Objective. Scan each line of the records for the word "Mflop" and extract the ones that have it.
━━━━━ Records provided ━━━━━
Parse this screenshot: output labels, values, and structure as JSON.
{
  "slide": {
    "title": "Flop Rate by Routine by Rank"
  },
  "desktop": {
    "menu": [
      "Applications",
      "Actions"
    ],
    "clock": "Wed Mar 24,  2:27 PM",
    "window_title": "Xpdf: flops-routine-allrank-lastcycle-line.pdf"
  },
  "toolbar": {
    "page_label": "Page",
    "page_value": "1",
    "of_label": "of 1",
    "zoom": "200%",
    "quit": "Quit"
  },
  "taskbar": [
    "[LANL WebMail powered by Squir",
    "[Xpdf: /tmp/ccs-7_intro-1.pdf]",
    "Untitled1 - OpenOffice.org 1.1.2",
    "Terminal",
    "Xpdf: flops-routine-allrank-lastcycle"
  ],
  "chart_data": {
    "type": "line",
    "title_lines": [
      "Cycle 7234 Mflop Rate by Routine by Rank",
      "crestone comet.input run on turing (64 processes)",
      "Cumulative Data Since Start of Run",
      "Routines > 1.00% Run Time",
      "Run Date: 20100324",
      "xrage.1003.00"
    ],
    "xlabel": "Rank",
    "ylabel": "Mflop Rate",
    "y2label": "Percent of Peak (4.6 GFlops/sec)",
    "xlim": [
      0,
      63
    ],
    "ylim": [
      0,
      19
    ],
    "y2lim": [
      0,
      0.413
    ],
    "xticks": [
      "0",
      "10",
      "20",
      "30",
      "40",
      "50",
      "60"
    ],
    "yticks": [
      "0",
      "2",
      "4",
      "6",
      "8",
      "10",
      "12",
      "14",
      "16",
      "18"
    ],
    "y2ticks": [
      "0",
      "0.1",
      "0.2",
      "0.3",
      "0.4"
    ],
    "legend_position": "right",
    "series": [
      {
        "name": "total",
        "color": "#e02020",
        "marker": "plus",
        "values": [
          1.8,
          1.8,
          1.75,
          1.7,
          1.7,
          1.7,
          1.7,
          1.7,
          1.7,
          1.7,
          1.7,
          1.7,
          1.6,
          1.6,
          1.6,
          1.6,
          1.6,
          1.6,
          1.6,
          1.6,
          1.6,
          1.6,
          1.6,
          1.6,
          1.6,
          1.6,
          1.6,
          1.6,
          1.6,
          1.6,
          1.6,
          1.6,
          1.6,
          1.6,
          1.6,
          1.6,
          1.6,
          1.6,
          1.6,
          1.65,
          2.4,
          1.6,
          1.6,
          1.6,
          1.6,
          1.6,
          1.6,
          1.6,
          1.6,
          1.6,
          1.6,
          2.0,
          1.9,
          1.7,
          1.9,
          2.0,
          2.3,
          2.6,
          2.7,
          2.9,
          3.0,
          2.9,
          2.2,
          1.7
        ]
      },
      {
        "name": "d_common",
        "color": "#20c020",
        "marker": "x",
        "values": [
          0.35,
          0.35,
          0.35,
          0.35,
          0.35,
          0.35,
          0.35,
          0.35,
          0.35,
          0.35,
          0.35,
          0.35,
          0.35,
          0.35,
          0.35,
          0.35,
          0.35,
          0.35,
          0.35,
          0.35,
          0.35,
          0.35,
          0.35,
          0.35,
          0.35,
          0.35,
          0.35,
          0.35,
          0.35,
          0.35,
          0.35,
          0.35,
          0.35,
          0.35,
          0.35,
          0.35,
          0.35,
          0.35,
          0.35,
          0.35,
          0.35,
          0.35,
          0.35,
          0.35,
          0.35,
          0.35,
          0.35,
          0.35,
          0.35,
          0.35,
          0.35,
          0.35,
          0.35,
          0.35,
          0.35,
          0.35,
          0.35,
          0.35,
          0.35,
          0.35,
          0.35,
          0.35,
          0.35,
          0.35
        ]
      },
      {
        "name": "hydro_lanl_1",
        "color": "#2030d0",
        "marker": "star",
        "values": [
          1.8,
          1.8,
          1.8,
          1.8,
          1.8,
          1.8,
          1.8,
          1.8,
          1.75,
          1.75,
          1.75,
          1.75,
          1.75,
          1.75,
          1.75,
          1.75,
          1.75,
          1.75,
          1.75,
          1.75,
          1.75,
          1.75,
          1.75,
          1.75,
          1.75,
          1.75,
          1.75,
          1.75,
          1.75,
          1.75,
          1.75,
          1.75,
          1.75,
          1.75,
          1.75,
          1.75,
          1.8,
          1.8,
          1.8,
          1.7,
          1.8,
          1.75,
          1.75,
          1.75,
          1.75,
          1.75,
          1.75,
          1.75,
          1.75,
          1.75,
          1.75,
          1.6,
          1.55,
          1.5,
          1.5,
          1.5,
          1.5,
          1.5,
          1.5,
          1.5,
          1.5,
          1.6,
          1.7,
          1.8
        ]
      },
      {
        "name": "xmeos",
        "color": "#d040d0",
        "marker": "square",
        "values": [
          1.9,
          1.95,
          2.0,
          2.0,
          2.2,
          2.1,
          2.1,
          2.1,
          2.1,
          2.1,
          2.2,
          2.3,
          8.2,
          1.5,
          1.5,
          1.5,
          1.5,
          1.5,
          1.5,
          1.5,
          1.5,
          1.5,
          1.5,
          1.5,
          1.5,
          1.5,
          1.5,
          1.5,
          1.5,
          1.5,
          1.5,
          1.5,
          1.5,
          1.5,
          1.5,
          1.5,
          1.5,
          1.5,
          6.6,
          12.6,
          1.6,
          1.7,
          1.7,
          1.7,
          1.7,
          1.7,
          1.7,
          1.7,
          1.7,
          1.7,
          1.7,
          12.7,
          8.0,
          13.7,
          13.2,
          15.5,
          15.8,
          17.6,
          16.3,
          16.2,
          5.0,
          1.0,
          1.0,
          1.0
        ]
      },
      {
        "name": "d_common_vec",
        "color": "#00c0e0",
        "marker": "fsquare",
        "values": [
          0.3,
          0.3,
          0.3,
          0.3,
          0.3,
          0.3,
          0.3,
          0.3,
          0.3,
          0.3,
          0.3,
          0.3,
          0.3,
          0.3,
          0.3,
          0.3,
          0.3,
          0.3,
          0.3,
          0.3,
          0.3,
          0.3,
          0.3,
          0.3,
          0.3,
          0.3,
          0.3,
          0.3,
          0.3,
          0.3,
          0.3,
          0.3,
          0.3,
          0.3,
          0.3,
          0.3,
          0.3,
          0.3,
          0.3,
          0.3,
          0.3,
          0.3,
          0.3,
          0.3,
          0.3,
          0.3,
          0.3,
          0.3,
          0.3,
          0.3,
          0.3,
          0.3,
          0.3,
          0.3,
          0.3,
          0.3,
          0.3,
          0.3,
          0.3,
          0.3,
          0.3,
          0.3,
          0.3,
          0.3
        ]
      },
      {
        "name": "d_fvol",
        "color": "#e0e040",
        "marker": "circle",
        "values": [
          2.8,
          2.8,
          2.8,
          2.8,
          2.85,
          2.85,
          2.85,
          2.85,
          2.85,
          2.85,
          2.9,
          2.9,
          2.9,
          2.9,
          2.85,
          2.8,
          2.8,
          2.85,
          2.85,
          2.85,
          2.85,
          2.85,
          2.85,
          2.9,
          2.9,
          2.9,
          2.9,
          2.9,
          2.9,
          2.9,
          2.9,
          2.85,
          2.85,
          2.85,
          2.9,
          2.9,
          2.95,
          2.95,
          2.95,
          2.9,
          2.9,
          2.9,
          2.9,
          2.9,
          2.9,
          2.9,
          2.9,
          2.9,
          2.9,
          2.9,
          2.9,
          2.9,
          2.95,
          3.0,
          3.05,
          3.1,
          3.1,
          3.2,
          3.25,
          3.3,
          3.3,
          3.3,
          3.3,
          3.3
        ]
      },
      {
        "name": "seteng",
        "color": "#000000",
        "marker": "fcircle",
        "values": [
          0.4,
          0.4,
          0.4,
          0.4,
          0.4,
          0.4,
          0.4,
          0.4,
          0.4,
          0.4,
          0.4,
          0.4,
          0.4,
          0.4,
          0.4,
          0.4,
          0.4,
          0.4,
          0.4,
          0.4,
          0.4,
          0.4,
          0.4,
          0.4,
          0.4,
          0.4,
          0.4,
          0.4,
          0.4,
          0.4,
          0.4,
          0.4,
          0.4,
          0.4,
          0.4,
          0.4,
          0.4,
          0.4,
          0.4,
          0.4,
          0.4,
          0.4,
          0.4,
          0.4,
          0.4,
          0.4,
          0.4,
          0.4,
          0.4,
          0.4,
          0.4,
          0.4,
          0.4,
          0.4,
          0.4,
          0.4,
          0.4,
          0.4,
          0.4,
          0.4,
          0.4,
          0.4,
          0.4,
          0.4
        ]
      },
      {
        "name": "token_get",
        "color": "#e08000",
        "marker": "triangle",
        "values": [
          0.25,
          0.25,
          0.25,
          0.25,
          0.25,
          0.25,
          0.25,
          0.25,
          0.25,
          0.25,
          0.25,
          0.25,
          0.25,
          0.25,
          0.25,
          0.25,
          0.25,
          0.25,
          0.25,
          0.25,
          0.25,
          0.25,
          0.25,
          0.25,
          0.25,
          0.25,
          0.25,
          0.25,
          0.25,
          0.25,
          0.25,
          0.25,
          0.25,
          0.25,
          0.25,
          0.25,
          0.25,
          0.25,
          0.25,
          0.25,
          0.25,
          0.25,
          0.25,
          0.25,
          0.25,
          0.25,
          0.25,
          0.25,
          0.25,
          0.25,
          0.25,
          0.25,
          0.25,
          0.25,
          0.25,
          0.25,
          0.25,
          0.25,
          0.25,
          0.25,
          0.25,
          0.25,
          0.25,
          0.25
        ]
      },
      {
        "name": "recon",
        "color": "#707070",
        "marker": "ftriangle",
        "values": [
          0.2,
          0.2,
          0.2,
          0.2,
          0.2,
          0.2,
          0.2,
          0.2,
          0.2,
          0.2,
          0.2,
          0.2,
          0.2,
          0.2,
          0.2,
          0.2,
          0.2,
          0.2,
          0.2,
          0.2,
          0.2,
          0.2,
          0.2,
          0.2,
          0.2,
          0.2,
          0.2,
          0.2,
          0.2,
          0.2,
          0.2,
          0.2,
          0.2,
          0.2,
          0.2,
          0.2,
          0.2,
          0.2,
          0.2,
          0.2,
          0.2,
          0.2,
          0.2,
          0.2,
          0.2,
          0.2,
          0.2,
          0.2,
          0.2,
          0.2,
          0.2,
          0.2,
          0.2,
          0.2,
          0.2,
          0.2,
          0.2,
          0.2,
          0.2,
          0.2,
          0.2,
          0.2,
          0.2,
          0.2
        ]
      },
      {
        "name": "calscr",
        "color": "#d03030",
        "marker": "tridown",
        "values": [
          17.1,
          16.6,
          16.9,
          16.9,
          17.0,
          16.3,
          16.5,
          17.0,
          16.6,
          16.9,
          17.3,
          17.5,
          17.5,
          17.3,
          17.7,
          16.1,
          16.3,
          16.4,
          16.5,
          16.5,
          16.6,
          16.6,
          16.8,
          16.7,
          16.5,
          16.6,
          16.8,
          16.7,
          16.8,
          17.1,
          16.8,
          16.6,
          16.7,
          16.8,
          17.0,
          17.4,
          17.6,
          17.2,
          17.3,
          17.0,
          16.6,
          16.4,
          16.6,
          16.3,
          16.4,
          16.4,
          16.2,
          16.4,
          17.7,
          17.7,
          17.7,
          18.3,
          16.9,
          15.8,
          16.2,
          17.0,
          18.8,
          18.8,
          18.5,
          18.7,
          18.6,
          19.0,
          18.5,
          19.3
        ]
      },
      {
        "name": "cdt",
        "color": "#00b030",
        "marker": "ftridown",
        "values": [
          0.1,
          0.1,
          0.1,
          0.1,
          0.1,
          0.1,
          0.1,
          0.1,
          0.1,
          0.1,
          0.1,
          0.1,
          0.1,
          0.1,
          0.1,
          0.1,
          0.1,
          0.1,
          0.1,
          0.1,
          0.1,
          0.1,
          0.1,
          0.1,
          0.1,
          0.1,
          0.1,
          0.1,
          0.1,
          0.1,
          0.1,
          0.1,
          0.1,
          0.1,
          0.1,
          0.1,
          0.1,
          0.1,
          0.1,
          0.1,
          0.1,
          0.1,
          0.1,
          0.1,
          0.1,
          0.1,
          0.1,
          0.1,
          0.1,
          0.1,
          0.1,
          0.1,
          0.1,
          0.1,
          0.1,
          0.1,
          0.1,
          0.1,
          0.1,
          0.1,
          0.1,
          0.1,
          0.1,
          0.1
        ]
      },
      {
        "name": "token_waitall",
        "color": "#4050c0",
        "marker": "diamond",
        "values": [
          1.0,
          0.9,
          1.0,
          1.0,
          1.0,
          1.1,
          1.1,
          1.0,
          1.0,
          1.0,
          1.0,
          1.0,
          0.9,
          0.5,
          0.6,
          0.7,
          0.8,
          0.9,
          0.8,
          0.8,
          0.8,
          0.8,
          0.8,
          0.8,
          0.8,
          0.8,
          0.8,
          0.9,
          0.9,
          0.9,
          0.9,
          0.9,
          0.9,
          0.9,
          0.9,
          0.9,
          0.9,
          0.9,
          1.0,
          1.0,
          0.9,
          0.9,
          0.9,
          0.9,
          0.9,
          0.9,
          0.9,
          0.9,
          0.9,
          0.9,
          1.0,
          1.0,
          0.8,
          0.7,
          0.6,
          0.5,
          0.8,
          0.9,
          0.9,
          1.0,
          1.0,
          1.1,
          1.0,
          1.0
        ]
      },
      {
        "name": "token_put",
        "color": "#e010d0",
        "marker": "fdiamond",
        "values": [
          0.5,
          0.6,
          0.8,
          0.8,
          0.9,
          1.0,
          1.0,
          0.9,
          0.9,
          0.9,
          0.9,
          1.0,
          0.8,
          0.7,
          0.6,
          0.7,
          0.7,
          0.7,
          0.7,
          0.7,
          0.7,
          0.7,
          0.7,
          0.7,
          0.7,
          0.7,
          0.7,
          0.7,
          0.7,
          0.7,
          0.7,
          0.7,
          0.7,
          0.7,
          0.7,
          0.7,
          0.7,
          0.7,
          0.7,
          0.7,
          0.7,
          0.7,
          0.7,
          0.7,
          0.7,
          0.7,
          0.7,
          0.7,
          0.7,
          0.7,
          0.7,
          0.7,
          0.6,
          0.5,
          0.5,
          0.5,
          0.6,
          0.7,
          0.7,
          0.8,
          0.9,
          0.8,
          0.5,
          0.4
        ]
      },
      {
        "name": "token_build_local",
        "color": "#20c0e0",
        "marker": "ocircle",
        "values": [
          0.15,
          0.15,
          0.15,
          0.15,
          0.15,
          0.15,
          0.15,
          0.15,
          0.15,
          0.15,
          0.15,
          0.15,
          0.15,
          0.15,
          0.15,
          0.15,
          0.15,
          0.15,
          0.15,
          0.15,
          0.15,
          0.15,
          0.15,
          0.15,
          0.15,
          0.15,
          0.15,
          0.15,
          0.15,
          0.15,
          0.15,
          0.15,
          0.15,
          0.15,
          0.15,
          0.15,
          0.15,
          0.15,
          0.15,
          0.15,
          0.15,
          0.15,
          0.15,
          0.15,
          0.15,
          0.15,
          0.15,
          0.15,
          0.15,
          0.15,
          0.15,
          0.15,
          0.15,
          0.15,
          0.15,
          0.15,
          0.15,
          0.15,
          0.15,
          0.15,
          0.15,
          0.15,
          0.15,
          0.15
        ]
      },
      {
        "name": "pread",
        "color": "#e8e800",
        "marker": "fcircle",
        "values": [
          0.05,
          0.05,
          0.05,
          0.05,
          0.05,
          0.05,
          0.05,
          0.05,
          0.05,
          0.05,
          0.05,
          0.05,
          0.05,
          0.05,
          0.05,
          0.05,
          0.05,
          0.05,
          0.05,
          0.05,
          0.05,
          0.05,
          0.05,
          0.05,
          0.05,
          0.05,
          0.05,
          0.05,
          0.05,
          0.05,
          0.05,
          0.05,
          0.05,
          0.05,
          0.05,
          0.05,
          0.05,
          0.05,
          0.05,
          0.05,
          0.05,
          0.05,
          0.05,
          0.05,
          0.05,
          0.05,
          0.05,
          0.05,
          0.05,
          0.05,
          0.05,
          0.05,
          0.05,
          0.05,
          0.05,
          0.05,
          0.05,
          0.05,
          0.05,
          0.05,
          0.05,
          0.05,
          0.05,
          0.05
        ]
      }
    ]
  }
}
━━━━━
Result.
      "Cycle 7234 Mflop Rate by Routine by Rank",
    "ylabel": "Mflop Rate",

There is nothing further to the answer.